▶ TASK REQUIREMENTS:
Look through the data below. Collect every line where the word "Corp" occurs.

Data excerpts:
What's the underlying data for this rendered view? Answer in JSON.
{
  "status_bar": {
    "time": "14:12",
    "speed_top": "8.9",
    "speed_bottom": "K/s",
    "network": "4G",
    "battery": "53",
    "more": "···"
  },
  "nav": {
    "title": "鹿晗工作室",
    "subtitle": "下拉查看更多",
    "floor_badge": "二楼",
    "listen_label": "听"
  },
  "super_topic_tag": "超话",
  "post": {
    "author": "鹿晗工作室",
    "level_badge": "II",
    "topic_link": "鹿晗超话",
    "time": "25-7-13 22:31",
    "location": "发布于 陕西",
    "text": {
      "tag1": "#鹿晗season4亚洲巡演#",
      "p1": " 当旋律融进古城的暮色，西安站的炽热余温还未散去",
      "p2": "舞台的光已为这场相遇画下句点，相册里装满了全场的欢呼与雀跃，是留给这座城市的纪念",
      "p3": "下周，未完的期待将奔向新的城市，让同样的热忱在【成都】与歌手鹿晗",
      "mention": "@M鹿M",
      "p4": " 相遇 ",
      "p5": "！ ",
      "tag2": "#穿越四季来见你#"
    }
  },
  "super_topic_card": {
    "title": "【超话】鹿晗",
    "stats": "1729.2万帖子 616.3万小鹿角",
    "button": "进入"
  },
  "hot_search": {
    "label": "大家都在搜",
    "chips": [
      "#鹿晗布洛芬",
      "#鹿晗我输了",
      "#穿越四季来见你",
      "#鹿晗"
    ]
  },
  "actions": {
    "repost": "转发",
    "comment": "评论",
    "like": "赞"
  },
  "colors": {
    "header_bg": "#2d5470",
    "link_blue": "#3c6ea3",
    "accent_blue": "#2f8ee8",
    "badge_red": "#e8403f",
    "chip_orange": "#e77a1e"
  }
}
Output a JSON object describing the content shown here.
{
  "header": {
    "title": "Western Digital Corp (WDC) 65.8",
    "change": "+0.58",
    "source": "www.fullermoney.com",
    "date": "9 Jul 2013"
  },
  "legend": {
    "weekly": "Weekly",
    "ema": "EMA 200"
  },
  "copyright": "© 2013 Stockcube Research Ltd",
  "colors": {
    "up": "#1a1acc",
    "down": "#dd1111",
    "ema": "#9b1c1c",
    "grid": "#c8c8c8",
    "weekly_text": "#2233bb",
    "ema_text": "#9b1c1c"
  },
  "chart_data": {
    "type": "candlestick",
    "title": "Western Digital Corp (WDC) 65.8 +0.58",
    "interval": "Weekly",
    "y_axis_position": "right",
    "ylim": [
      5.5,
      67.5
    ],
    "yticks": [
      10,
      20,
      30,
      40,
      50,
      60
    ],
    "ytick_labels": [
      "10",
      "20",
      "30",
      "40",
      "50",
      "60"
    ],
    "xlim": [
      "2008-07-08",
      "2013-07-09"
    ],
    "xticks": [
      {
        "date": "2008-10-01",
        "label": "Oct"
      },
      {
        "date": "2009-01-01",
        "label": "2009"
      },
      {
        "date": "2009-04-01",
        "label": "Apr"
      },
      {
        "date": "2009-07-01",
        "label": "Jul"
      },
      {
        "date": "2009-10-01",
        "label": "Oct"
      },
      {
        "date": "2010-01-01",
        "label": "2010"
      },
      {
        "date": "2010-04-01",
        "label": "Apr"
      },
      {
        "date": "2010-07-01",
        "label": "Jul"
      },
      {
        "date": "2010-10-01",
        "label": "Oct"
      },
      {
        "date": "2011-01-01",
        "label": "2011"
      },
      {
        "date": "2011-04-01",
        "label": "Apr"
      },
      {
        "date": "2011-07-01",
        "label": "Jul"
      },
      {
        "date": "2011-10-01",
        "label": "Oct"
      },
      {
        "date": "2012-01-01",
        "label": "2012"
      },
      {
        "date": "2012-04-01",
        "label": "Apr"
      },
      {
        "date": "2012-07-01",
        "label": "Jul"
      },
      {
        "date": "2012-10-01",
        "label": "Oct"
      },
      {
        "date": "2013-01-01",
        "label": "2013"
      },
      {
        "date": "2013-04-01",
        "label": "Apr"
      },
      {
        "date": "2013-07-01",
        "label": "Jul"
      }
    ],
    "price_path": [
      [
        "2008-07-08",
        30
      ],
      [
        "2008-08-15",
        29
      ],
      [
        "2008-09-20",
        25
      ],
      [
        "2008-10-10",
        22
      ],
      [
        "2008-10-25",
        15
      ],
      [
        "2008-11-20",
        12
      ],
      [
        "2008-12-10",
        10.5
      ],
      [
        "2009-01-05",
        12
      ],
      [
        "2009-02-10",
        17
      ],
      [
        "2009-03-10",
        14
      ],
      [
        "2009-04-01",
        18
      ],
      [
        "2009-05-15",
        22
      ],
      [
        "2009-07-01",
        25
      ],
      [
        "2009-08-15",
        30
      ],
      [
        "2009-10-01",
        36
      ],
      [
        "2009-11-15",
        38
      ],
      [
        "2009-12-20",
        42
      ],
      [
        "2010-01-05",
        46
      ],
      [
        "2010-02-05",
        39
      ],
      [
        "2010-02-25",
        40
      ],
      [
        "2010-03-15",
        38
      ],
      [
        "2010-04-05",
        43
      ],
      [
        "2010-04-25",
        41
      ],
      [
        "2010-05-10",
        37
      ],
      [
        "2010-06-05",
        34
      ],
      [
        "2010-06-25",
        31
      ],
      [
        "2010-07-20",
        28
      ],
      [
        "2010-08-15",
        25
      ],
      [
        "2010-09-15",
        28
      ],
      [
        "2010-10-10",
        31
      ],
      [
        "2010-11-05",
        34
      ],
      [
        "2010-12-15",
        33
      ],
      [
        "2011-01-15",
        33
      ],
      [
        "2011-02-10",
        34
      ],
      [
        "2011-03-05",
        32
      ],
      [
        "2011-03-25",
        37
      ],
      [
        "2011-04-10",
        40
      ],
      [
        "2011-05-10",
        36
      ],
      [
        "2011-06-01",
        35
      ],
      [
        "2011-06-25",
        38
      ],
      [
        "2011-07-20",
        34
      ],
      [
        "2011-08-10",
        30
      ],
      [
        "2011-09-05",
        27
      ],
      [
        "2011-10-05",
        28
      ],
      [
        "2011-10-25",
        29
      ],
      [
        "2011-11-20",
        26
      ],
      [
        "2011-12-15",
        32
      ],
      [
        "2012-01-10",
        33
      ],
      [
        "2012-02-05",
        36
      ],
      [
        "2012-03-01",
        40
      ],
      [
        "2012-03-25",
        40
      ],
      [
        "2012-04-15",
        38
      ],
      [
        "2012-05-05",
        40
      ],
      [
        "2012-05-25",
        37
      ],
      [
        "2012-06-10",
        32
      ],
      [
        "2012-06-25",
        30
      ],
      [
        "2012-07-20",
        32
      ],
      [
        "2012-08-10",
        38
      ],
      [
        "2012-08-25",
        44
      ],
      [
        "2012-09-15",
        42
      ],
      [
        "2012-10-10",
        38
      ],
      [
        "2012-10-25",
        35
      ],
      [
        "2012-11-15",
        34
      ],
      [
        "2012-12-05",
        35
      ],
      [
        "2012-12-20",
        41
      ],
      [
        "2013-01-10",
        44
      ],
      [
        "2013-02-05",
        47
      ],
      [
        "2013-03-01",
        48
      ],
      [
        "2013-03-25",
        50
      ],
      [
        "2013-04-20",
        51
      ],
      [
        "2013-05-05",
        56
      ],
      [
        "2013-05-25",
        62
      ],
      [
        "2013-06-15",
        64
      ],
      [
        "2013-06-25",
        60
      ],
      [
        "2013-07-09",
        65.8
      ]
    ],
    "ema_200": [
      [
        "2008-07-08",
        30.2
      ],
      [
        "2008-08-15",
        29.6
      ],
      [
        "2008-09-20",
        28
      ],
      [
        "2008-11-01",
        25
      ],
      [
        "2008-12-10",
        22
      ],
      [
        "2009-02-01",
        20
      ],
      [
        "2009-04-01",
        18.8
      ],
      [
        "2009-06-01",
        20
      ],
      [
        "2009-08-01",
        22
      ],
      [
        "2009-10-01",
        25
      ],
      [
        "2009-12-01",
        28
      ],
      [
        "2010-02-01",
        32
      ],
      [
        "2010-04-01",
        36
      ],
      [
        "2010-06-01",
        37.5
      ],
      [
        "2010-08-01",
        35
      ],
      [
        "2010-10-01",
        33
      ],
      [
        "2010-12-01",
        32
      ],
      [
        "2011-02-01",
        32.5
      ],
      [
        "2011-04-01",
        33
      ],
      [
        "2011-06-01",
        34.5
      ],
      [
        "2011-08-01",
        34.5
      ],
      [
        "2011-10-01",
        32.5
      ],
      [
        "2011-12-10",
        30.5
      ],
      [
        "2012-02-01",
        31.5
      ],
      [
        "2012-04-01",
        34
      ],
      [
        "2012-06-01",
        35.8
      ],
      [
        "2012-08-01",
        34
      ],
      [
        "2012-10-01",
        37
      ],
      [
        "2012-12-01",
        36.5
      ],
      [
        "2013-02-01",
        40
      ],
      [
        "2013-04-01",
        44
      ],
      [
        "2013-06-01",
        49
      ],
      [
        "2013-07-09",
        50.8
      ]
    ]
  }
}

▶ WRITTEN REPLY:
    "title": "Western Digital Corp (WDC) 65.8",
    "title": "Western Digital Corp (WDC) 65.8 +0.58",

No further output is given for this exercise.